__Set problem__. With the pictures left out, return exactly the lines from the one containing "Transcribe the text in this document." through the end of the listing below.

Stored items from a collection
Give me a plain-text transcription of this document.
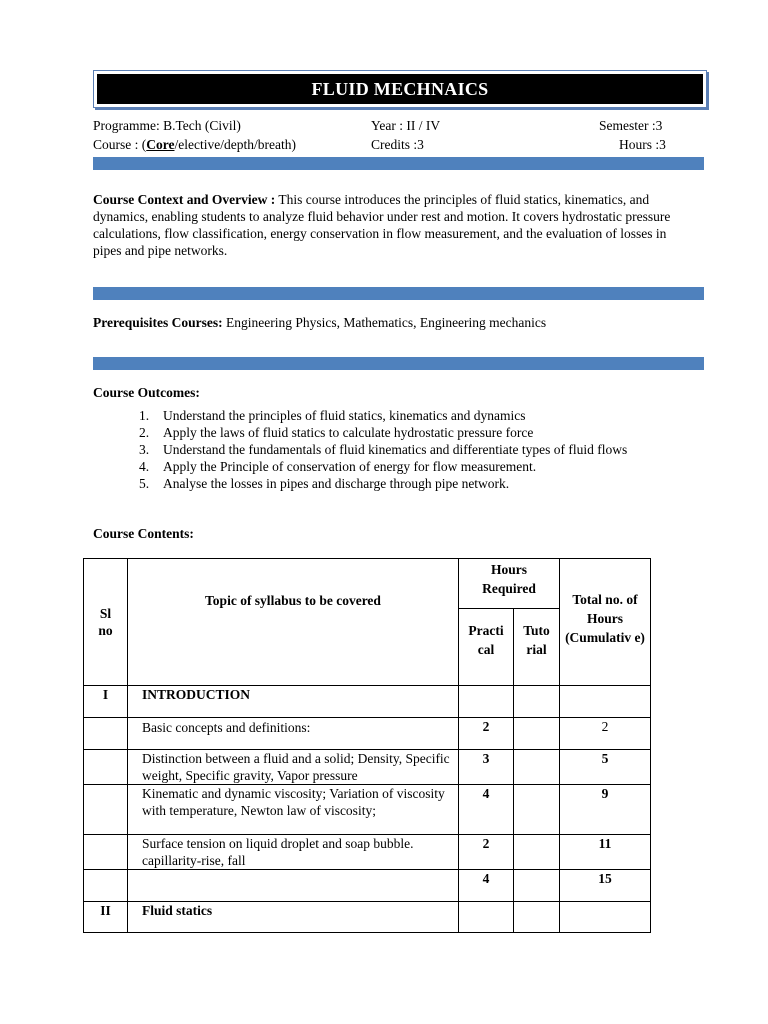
FLUID MECHNAICS
Programme: B.Tech (Civil)	Year : II / IV	Semester :3
Course : (Core/elective/depth/breath)	Credits :3	Hours :3
Course Context and Overview : This course introduces the principles of fluid statics, kinematics, and dynamics, enabling students to analyze fluid behavior under rest and motion. It covers hydrostatic pressure calculations, flow classification, energy conservation in flow measurement, and the evaluation of losses in pipes and pipe networks.
Prerequisites Courses: Engineering Physics, Mathematics, Engineering mechanics
Course Outcomes:
1. Understand the principles of fluid statics, kinematics and dynamics
2. Apply the laws of fluid statics to calculate hydrostatic pressure force
3. Understand the fundamentals of fluid kinematics and differentiate types of fluid flows
4. Apply the Principle of conservation of energy for flow measurement.
5. Analyse the losses in pipes and discharge through pipe network.
Course Contents:
Sl no	Topic of syllabus to be covered	Hours Required		Total no. of Hours (Cumulativ e)

		Practi cal	Tuto rial	

I	INTRODUCTION			
	Basic concepts and definitions:	2		2
	Distinction between a fluid and a solid; Density, Specific weight, Specific gravity, Vapor pressure	3		5
	Kinematic and dynamic viscosity; Variation of viscosity with temperature, Newton law of viscosity;	4		9
	Surface tension on liquid droplet and soap bubble. capillarity-rise, fall	2		11
		4		15
II	Fluid statics			
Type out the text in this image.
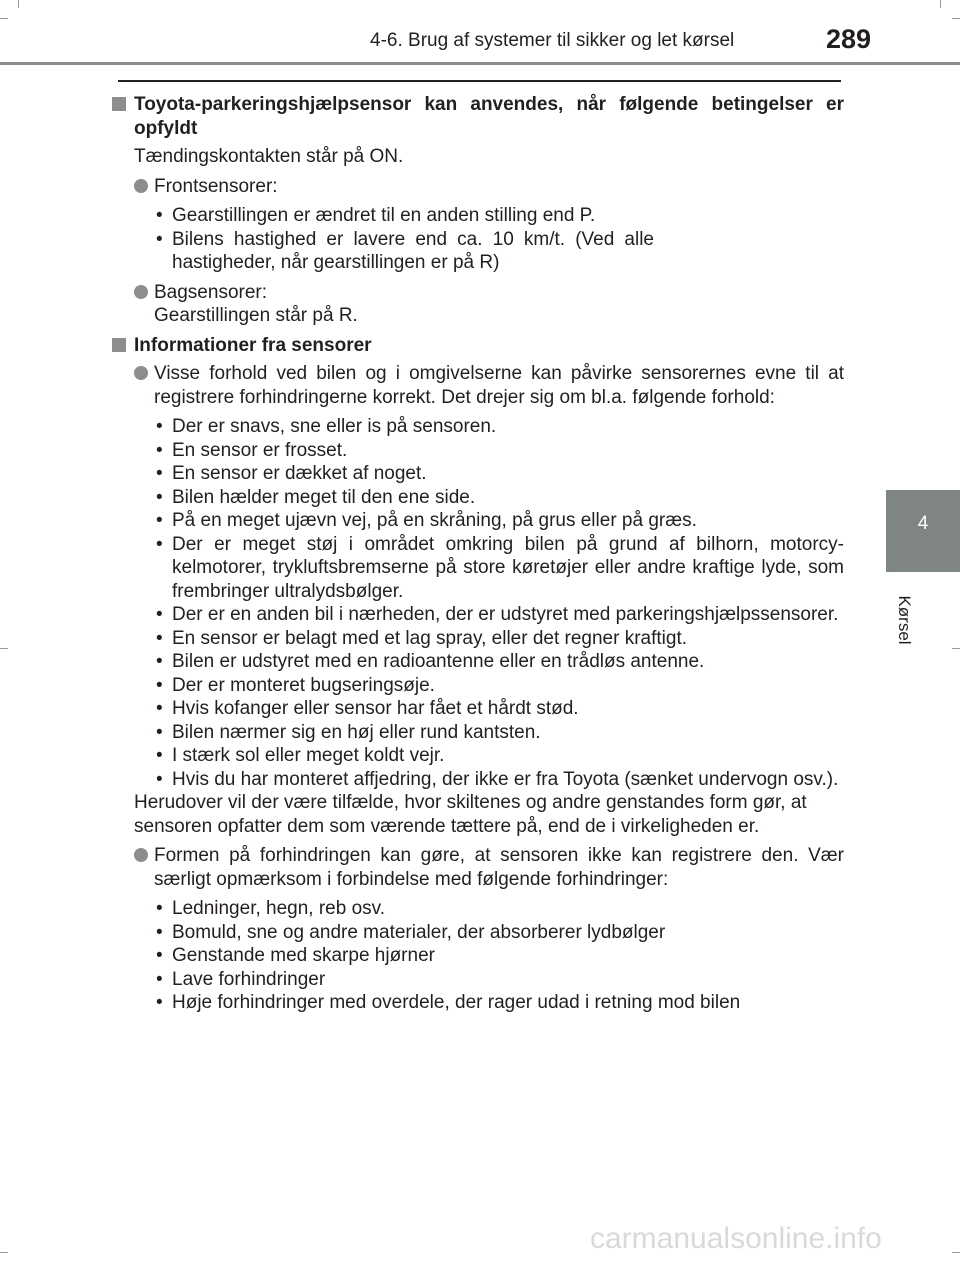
4-6. Brug af systemer til sikker og let kørsel	289
4
Kørsel
Toyota-parkeringshjælpsensor kan anvendes, når følgende betingelser er opfyldt
Tændingskontakten står på ON.
Frontsensorer:
• Gearstillingen er ændret til en anden stilling end P.
• Bilens hastighed er lavere end ca. 10 km/t. (Ved alle hastigheder, når gearstillingen er på R)
Bagsensorer:
Gearstillingen står på R.
Informationer fra sensorer
Visse forhold ved bilen og i omgivelserne kan påvirke sensorernes evne til at registrere forhindringerne korrekt. Det drejer sig om bl.a. følgende forhold:
• Der er snavs, sne eller is på sensoren.
• En sensor er frosset.
• En sensor er dækket af noget.
• Bilen hælder meget til den ene side.
• På en meget ujævn vej, på en skråning, på grus eller på græs.
• Der er meget støj i området omkring bilen på grund af bilhorn, motorcykelmotorer, trykluftsbremserne på store køretøjer eller andre kraftige lyde, som frembringer ultralydsbølger.
• Der er en anden bil i nærheden, der er udstyret med parkeringshjælpssensorer.
• En sensor er belagt med et lag spray, eller det regner kraftigt.
• Bilen er udstyret med en radioantenne eller en trådløs antenne.
• Der er monteret bugseringsøje.
• Hvis kofanger eller sensor har fået et hårdt stød.
• Bilen nærmer sig en høj eller rund kantsten.
• I stærk sol eller meget koldt vejr.
• Hvis du har monteret affjedring, der ikke er fra Toyota (sænket undervogn osv.).
Herudover vil der være tilfælde, hvor skiltenes og andre genstandes form gør, at sensoren opfatter dem som værende tættere på, end de i virkeligheden er.
Formen på forhindringen kan gøre, at sensoren ikke kan registrere den. Vær særligt opmærksom i forbindelse med følgende forhindringer:
• Ledninger, hegn, reb osv.
• Bomuld, sne og andre materialer, der absorberer lydbølger
• Genstande med skarpe hjørner
• Lave forhindringer
• Høje forhindringer med overdele, der rager udad i retning mod bilen
carmanualsonline.info
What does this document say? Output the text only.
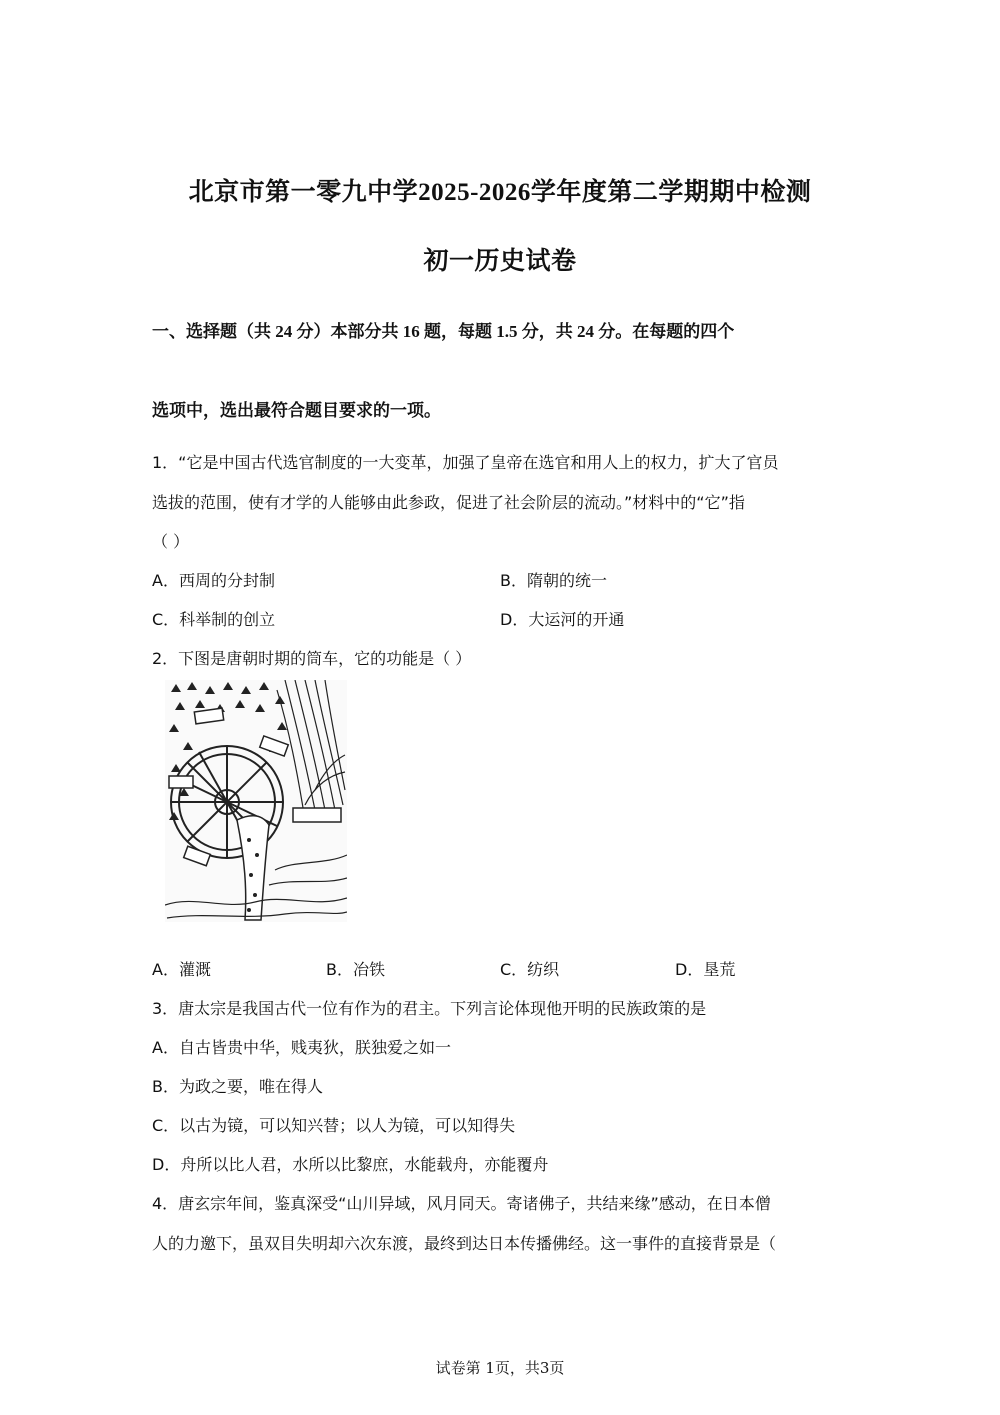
北京市第一零九中学2025-2026学年度第二学期期中检测
初一历史试卷
一、选择题（共 24 分）本部分共 16 题，每题 1.5 分，共 24 分。在每题的四个
选项中，选出最符合题目要求的一项。
1．“它是中国古代选官制度的一大变革，加强了皇帝在选官和用人上的权力，扩大了官员
选拔的范围，使有才学的人能够由此参政，促进了社会阶层的流动。”材料中的“它”指
（ ）
A．西周的分封制	B．隋朝的统一
C．科举制的创立	D．大运河的开通
2．下图是唐朝时期的筒车，它的功能是（ ）
A．灌溉	B．冶铁	C．纺织	D．垦荒
3．唐太宗是我国古代一位有作为的君主。下列言论体现他开明的民族政策的是
A．自古皆贵中华，贱夷狄，朕独爱之如一
B．为政之要，唯在得人
C．以古为镜，可以知兴替；以人为镜，可以知得失
D．舟所以比人君，水所以比黎庶，水能载舟，亦能覆舟
4．唐玄宗年间，鉴真深受“山川异域，风月同天。寄诸佛子，共结来缘”感动，在日本僧
人的力邀下，虽双目失明却六次东渡，最终到达日本传播佛经。这一事件的直接背景是（
试卷第 1页，共3页
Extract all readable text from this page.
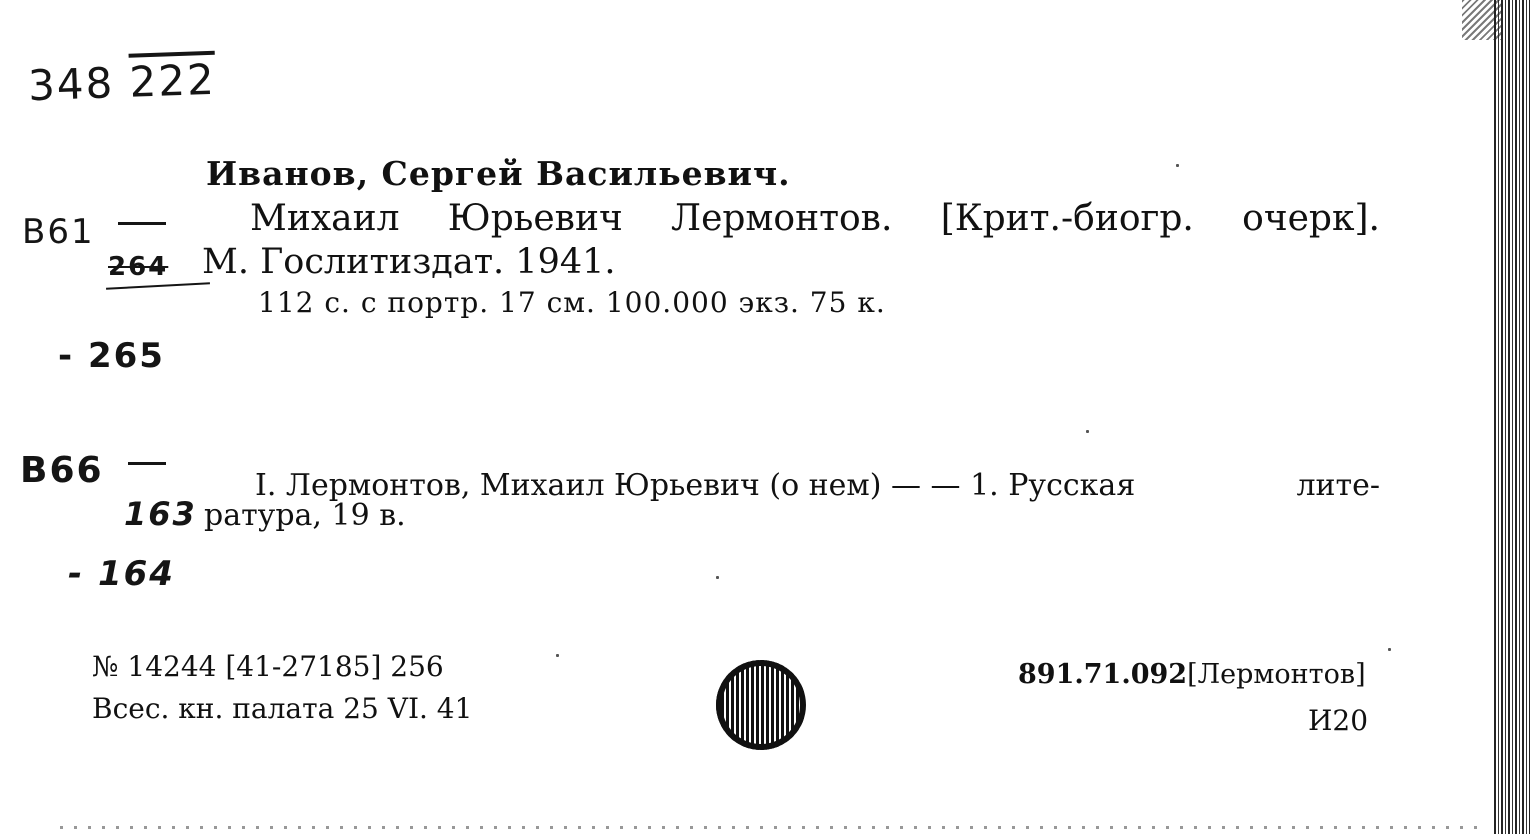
348 222
В61
264
- 265
В66
163
- 164
Иванов, Сергей Васильевич.
Михаил Юрьевич Лермонтов. [Крит.-биогр. очерк].
М. Гослитиздат. 1941.
112 с. с портр. 17 см. 100.000 экз. 75 к.
I. Лермонтов, Михаил Юрьевич (о нем) — — 1. Русская	лите-
ратура, 19 в.
№ 14244 [41-27185] 256
Всес. кн. палата 25 VI. 41
891.71.092[Лермонтов]
И20
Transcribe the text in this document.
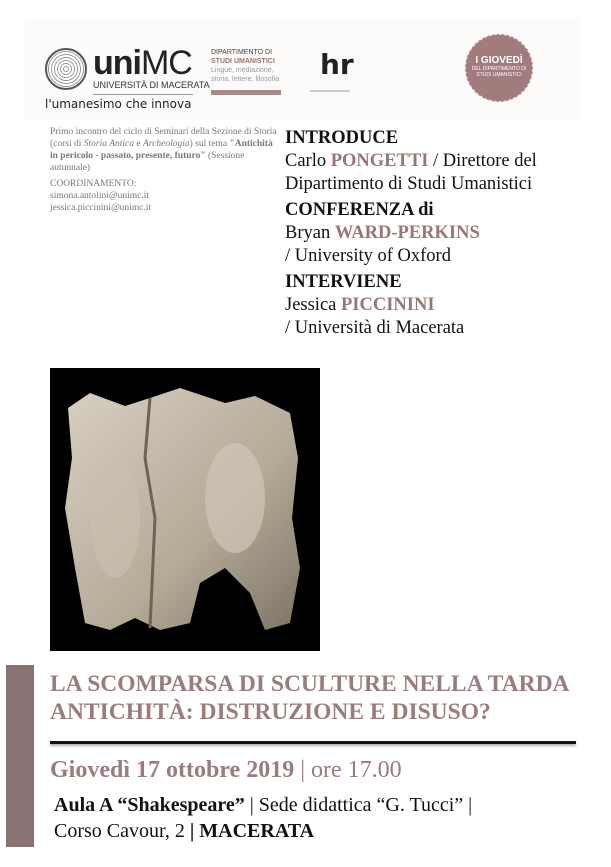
uniMC
UNIVERSITÀ DI MACERATA
l'umanesimo che innova
DIPARTIMENTO DI
STUDI UMANISTICI
Lingue, mediazione,
storia, lettere, filosofia hr	I GIOVEDÌ
DEL DIPARTIMENTO DI
STUDI UMANISTICI

Primo incontro del ciclo di Seminari della Sezione di Storia (corsi di Storia Antica e Archeologia) sul tema "Antichità in pericolo - passato, presente, futuro" (Sessione autunnale)

COORDINAMENTO:
simona.antolini@unimc.it
jessica.piccinini@unimc.it
INTRODUCE
Carlo PONGETTI / Direttore del Dipartimento di Studi Umanistici
CONFERENZA di
Bryan WARD-PERKINS
/ University of Oxford
INTERVIENE
Jessica PICCININI
/ Università di Macerata
LA SCOMPARSA DI SCULTURE NELLA TARDA ANTICHITÀ: DISTRUZIONE E DISUSO?
Giovedì 17 ottobre 2019 | ore 17.00
Aula A “Shakespeare” | Sede didattica “G. Tucci” |
Corso Cavour, 2 | MACERATA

__Answer to the problem__.
Transcribe the text in this document.
uniMC
UNIVERSITÀ DI MACERATA
l'umanesimo che innova
DIPARTIMENTO DI
STUDI UMANISTICI
Lingue, mediazione,
storia, lettere, filosofia hr	I GIOVEDÌ
DEL DIPARTIMENTO DI
STUDI UMANISTICI

Primo incontro del ciclo di Seminari della Sezione di Storia (corsi di Storia Antica e Archeologia) sul tema "Antichità in pericolo - passato, presente, futuro" (Sessione autunnale)

COORDINAMENTO:
simona.antolini@unimc.it
jessica.piccinini@unimc.it
INTRODUCE
Carlo PONGETTI / Direttore del Dipartimento di Studi Umanistici
CONFERENZA di
Bryan WARD-PERKINS
/ University of Oxford
INTERVIENE
Jessica PICCININI
/ Università di Macerata
LA SCOMPARSA DI SCULTURE NELLA TARDA ANTICHITÀ: DISTRUZIONE E DISUSO?
Giovedì 17 ottobre 2019 | ore 17.00
Aula A “Shakespeare” | Sede didattica “G. Tucci” |
Corso Cavour, 2 | MACERATA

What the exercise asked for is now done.